- **Task description**: Look through the data and write out every line with the word "text" in it.

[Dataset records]
━━━━━━

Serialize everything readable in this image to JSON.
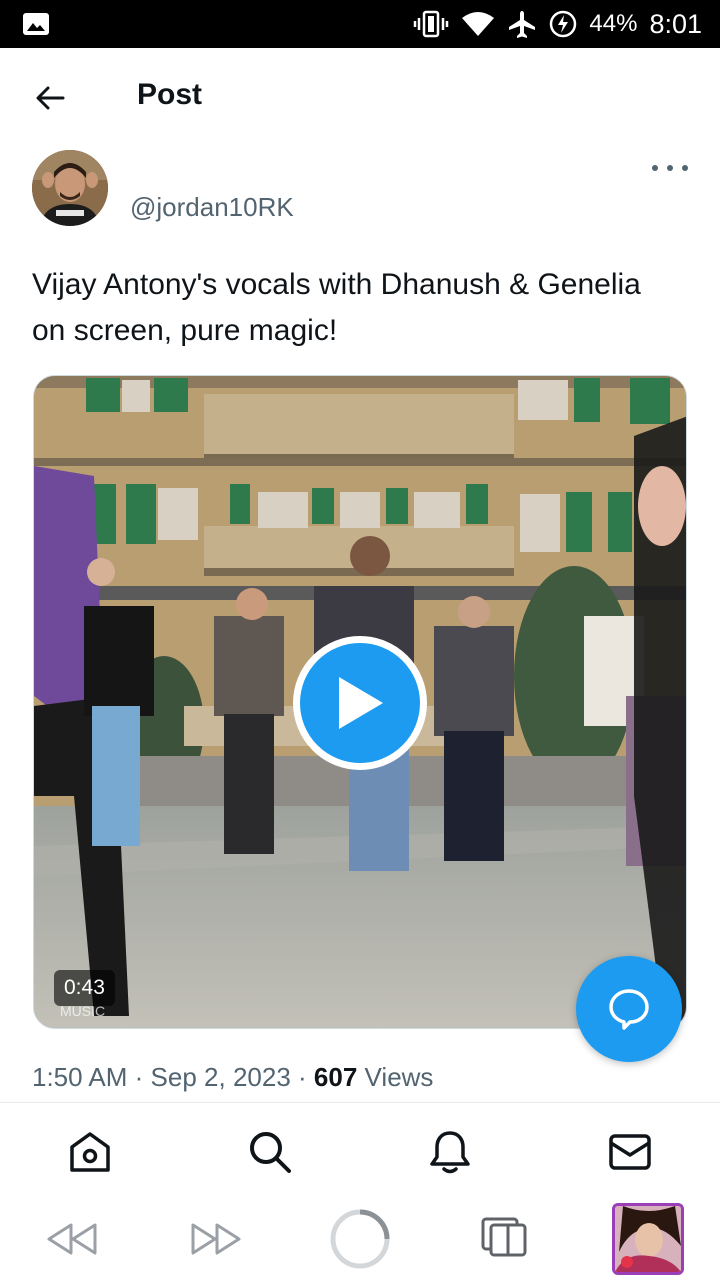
{
  "status_bar": {
    "left_icon": "image-notification-icon",
    "icons": [
      "vibrate-icon",
      "wifi-icon",
      "airplane-icon",
      "battery-charging-icon"
    ],
    "battery": "44%",
    "time": "8:01"
  },
  "header": {
    "title": "Post"
  },
  "post": {
    "handle": "@jordan10RK",
    "text": "Vijay Antony's vocals with Dhanush & Genelia on screen, pure magic!",
    "media": {
      "duration": "0:43",
      "watermark": "MUSIC"
    },
    "time": "1:50 AM",
    "date": "Sep 2, 2023",
    "separator": "·",
    "views_count": "607",
    "views_label": "Views"
  },
  "bottom_nav": [
    "home-icon",
    "search-icon",
    "notifications-icon",
    "messages-icon"
  ],
  "system_nav": [
    "rewind-icon",
    "fast-forward-icon",
    "loading-icon",
    "tabs-icon",
    "recent-app-thumbnail"
  ],
  "colors": {
    "accent": "#1d9bf0",
    "text": "#0f1419",
    "secondary": "#536471"
  }
}
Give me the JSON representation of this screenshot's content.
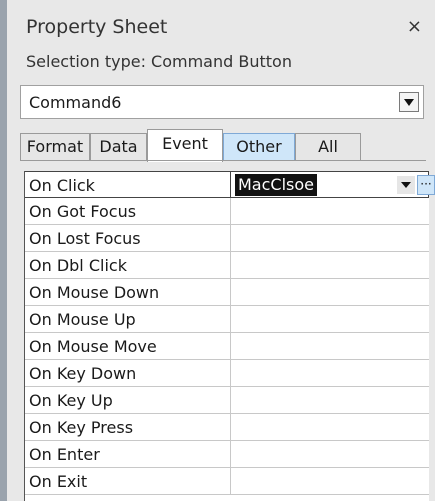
{
  "window": {
    "title": "Property Sheet",
    "close_glyph": "×",
    "selection_type_label": "Selection type:  Command Button"
  },
  "object_selector": {
    "value": "Command6"
  },
  "tabs": [
    {
      "label": "Format",
      "active": false
    },
    {
      "label": "Data",
      "active": false
    },
    {
      "label": "Event",
      "active": true
    },
    {
      "label": "Other",
      "active": false,
      "highlighted": true
    },
    {
      "label": "All",
      "active": false
    }
  ],
  "events": [
    {
      "name": "On Click",
      "value": "MacClsoe"
    },
    {
      "name": "On Got Focus",
      "value": ""
    },
    {
      "name": "On Lost Focus",
      "value": ""
    },
    {
      "name": "On Dbl Click",
      "value": ""
    },
    {
      "name": "On Mouse Down",
      "value": ""
    },
    {
      "name": "On Mouse Up",
      "value": ""
    },
    {
      "name": "On Mouse Move",
      "value": ""
    },
    {
      "name": "On Key Down",
      "value": ""
    },
    {
      "name": "On Key Up",
      "value": ""
    },
    {
      "name": "On Key Press",
      "value": ""
    },
    {
      "name": "On Enter",
      "value": ""
    },
    {
      "name": "On Exit",
      "value": ""
    }
  ],
  "builder_glyph": "···",
  "colors": {
    "selected_value_bg": "#111111",
    "tab_highlight": "#cfe6f9"
  }
}
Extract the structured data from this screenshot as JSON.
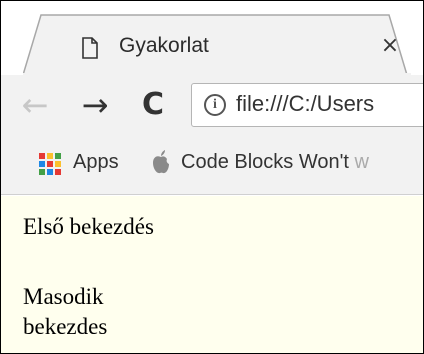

━━━━━━

- **Task answer**:
    "text": "Vijay Antony's vocals with Dhanush & Genelia on screen, pure magic!",
    "text": "#0f1419",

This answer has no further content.